Hi Jeremy Filliben,
Welcome to Networkcareer!
JF: Thank you for the opportunity to participate in the site!
Where do you work and what’s your role?
This is a surprisingly difficult question to answer! I work for a number of organizations, but the best way to answer this question is to say that I work for myself. While it may seem strange, I feel that everyone in our industry should look at their career in this way. I have spent the majority of the last 15 years working directly for a larger insurance company, but I also spend some of my time consulting for service providers, small businesses and other corporations. I am probably best known for providing training for the Cisco Certified Design Expert program.
What kind of roles and work did have you been through before?
I started out in networking at a plastics company. While there I earned my CCIE certification. Once I outgrew that role I moved into consulting for various companies (Chesapeake Computer Consultants, RPM Consulting and Netigy Corporation). Getting into consulting, especially at such an early part of my career, allowed me to gain a lot of experience in a short time period. When the consulting industry shrunk in the early 2000s, I moved on to a direct contracting role with General Electric.
What have you learned in your career so far that you would like to tell the younger you?
If you speak with any experience CCIE, he or she will tell you that the day they passed the CCIE lab was the day they were most confident in their technical skillset. For me, June 16th, 1998 was the day I was certain I knew everything there was to know about networking. It did not take long for me to realize that this was just the start of my learning. I wouldn’t say I was every cocky, but I had an unearned confidence that may have come across in a negative way. My advice would be to be more humble. I eventually figured this out, but I could have learned the lesson earlier.
What are the most important skills you have picked up in your career so far?
Technical skills are critical to this industry, but they are also quite transient. I used to be a wizard with PIX firewalls (or at least I recall it that way). But I haven’t configured a fixup port in a decade. The most important “skill” I’ve developed is a good reputation. The best way to do this is by completing the work that you have been assigned, and always having a positive attitude. You’re your colleagues and managers informed of your work, even when (especially when!) things aren’t going well. Good, frequent communication is immensely valuable.

INFORMATION SUPPLIED:
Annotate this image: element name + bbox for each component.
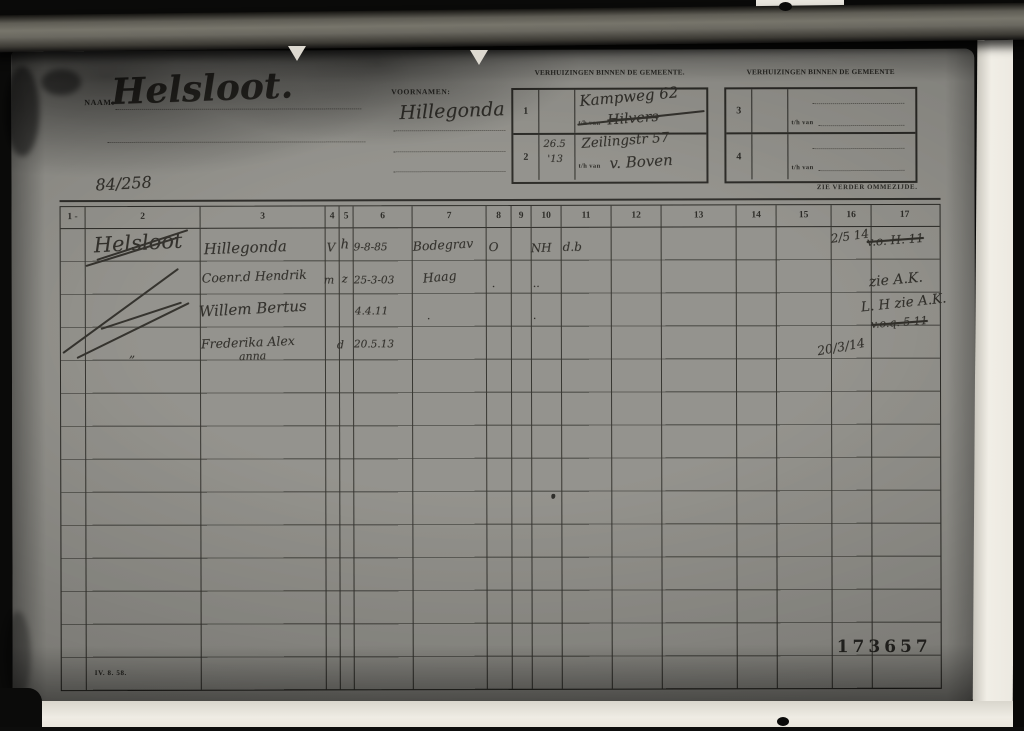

TASKS AND EXERCISES:
**1)** Answer these from the career interview, one line each:
(a) Where did Jeremy Filliben start out in networking?
(b) On what date did he feel certain he knew everything about networking?
(c) What does he call the most important "skill" he has developed?
**2)** Copy out the part of the career interview that starts with "What have you" and goes on through "the lesson earlier.".
**3)** Pick up the career interview after its last sentence and continue it.

RESULTS FOR THE EXERCISE:
**1)**
(a) At a plastics company.
(b) June 16th, 1998.
(c) A good reputation.

**2)**
What have you learned in your career so far that you would like to tell the younger you?
If you speak with any experience CCIE, he or she will tell you that the day they passed the CCIE lab was the day they were most confident in their technical skillset. For me, June 16th, 1998 was the day I was certain I knew everything there was to know about networking. It did not take long for me to realize that this was just the start of my learning. I wouldn’t say I was every cocky, but I had an unearned confidence that may have come across in a negative way. My advice would be to be more humble. I eventually figured this out, but I could have learned the lesson earlier.

**3)**
What’s your opinion on degrees? Are they useful for someone in the networking industry?
I believe my Computer Science degree helps me quite a bit in my career. There are key concepts that I learned in college that make my job considerably easier. It’s difficult for me to pinpoint them exactly. An example might be learning binary math, and applying it to subnetting. My error rate in translating random ‘slash notation’ to dotted-decimal (/29 to 255.255.255.248 for example) is significantly lower than it would be if I didn’t have the basics of binary math. And it pains me somewhat to say this, but all of those term papers about world history and philosophy certainly helped my writing.
What about certifications? Are they losing their value?
In general, I don’t think so. Legitimately obtained certifications are the easiest way for entry-level engineers to prove their knowledge. There comes a time in some engineers’ careers where his/her certifications don’t really matter anymore. This may be because they no longer work on that specific equipment type (3Com Wizard, anyone?) or their reputation is bigger than the certification. I think many engineers think they are in these categories, when in fact, they are not. I personally do not plan to abandon my CCIE or CCDE designations by going into the Emeritus program. At the risk of being controversial, I see the Emeritus program as form of ‘giving up.’ I don’t begrudge anyone their choice to enroll in the Emeritus program; it just isn’t for me (at this time). My training business makes this an easier decision for me than for most.
Is the skillset of network engineers changing? What skills are important to have in the coming years?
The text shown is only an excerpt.